>> start Listing

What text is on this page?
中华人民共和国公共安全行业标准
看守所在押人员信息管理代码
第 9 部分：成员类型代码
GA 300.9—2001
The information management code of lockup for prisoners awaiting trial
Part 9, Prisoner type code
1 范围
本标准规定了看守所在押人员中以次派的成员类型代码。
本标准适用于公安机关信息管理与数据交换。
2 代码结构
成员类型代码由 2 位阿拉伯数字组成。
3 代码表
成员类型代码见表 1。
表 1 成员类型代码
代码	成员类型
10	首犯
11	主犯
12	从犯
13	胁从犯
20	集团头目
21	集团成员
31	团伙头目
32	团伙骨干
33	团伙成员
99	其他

>> end Listing
>> start Listing

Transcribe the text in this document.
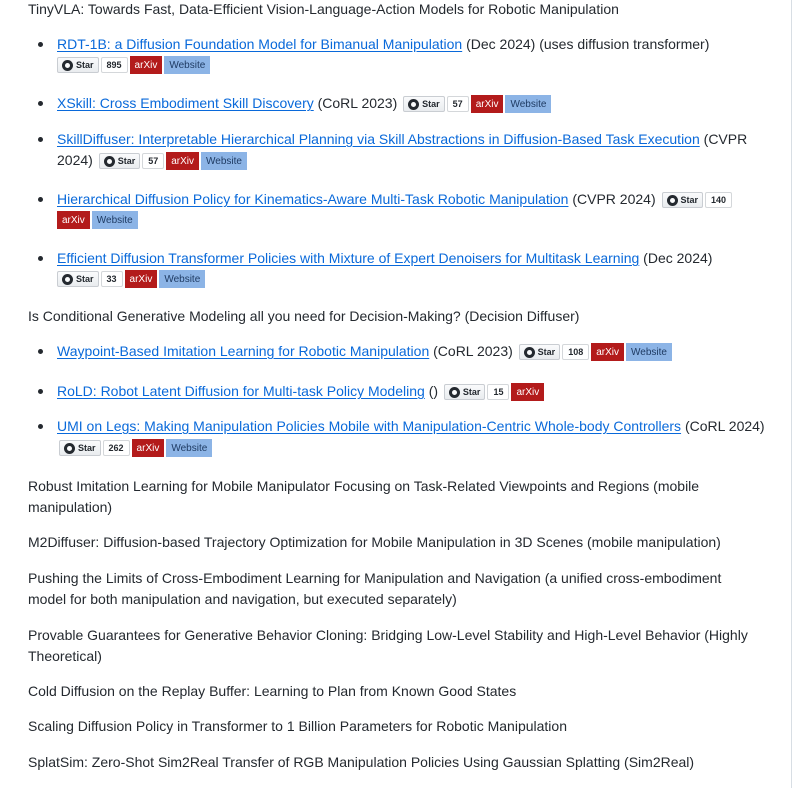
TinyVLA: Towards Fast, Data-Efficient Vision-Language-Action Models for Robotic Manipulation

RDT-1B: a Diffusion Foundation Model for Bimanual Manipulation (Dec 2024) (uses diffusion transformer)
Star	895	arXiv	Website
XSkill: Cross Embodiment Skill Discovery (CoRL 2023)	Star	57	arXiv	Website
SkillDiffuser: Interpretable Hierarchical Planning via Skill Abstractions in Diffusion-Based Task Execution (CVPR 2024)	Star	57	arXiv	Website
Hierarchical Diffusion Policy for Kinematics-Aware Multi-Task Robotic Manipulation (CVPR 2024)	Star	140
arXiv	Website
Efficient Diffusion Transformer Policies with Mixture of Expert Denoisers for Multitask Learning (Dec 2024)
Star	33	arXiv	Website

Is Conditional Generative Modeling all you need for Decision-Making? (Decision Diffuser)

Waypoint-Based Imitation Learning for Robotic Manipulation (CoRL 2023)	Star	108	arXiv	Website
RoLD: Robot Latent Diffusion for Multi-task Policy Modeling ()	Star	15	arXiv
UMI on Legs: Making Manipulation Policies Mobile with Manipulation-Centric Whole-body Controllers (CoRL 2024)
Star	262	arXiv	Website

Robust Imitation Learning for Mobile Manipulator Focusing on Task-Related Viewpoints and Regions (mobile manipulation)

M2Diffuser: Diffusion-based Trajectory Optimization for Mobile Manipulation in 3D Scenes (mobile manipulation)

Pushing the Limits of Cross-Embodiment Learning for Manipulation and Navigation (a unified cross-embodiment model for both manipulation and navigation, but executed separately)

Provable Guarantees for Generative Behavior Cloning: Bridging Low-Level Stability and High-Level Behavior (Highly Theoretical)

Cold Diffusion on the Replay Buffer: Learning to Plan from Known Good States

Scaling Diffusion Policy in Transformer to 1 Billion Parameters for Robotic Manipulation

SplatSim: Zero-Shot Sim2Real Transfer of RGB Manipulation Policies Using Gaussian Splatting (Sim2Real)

>> end Listing
>> start Listing

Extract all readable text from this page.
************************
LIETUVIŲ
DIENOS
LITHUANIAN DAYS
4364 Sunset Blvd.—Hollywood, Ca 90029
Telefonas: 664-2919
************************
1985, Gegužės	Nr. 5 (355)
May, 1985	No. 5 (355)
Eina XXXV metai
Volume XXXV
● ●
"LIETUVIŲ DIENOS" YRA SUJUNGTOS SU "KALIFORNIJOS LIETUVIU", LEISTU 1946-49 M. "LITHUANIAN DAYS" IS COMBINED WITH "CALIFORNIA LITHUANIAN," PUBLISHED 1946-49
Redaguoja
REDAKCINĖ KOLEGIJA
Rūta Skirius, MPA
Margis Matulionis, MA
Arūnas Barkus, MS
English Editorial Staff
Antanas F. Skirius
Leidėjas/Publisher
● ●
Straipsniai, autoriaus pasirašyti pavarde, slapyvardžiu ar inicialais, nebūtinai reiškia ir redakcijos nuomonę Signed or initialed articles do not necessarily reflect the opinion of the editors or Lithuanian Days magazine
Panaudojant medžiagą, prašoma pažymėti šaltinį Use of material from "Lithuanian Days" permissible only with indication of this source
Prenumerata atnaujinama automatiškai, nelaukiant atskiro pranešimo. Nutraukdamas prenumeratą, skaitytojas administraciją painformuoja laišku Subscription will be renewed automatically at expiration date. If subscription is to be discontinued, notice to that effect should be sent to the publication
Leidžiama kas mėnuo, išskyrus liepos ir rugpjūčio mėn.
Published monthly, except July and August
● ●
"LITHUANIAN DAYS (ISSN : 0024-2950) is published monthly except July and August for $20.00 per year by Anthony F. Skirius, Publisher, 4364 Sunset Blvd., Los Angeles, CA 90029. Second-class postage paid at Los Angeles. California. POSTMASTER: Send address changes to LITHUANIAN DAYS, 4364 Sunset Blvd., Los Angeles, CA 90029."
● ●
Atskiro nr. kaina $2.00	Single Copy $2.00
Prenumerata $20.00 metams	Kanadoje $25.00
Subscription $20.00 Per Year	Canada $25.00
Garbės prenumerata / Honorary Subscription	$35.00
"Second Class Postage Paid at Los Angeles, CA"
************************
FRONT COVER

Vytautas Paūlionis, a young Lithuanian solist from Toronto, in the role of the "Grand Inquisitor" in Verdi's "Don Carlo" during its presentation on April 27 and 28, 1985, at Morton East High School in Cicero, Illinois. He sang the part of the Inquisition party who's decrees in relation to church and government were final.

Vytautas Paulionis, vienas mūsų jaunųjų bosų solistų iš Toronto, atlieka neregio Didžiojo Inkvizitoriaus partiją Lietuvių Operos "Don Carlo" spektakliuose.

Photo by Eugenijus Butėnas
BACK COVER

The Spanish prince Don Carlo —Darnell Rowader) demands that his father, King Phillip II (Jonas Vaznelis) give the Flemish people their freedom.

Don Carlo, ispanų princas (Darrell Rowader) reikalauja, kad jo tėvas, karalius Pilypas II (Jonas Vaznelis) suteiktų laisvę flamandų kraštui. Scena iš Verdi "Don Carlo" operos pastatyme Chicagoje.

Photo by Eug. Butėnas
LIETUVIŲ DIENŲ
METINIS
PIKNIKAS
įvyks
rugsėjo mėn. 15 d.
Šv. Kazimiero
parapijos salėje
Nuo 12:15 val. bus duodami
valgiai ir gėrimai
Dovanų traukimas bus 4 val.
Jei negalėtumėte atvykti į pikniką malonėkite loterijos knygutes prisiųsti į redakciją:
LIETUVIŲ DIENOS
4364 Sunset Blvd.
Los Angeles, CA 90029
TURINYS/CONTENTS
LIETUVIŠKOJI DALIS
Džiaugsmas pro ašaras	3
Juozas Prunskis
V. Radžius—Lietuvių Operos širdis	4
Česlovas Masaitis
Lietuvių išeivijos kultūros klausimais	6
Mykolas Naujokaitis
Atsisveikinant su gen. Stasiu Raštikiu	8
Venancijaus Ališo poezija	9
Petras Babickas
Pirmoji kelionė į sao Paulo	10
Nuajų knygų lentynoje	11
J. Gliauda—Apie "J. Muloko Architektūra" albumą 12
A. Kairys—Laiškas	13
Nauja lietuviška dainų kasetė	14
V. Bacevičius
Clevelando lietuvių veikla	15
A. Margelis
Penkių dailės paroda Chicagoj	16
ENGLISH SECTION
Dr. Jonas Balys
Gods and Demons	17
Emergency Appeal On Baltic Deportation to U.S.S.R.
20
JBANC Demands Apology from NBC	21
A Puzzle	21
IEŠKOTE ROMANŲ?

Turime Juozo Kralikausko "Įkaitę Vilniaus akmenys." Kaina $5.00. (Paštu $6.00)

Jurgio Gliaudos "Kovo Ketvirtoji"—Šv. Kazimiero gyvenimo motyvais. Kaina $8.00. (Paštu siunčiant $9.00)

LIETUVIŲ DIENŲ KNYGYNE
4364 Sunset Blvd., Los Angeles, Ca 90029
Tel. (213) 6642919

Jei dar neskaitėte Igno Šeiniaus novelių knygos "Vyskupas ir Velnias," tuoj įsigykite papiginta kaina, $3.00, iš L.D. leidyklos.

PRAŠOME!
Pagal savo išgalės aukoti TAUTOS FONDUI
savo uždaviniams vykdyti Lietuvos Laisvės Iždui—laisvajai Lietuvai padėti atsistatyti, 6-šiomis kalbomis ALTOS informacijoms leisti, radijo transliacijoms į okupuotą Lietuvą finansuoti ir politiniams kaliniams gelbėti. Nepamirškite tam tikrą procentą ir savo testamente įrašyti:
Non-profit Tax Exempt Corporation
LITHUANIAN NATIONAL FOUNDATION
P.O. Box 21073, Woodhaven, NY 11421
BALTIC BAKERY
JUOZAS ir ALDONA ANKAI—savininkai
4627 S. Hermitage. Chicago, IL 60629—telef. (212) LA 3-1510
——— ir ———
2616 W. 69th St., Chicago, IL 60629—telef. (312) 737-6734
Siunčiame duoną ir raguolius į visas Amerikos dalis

>> end Listing

Search the lines for the string "July" and copy every line that has it.

Published monthly, except July and August
"LITHUANIAN DAYS (ISSN : 0024-2950) is published monthly except July and August for $20.00 per year by Anthony F. Skirius, Publisher, 4364 Sunset Blvd., Los Angeles, CA 90029. Second-class postage paid at Los Angeles. California. POSTMASTER: Send address changes to LITHUANIAN DAYS, 4364 Sunset Blvd., Los Angeles, CA 90029."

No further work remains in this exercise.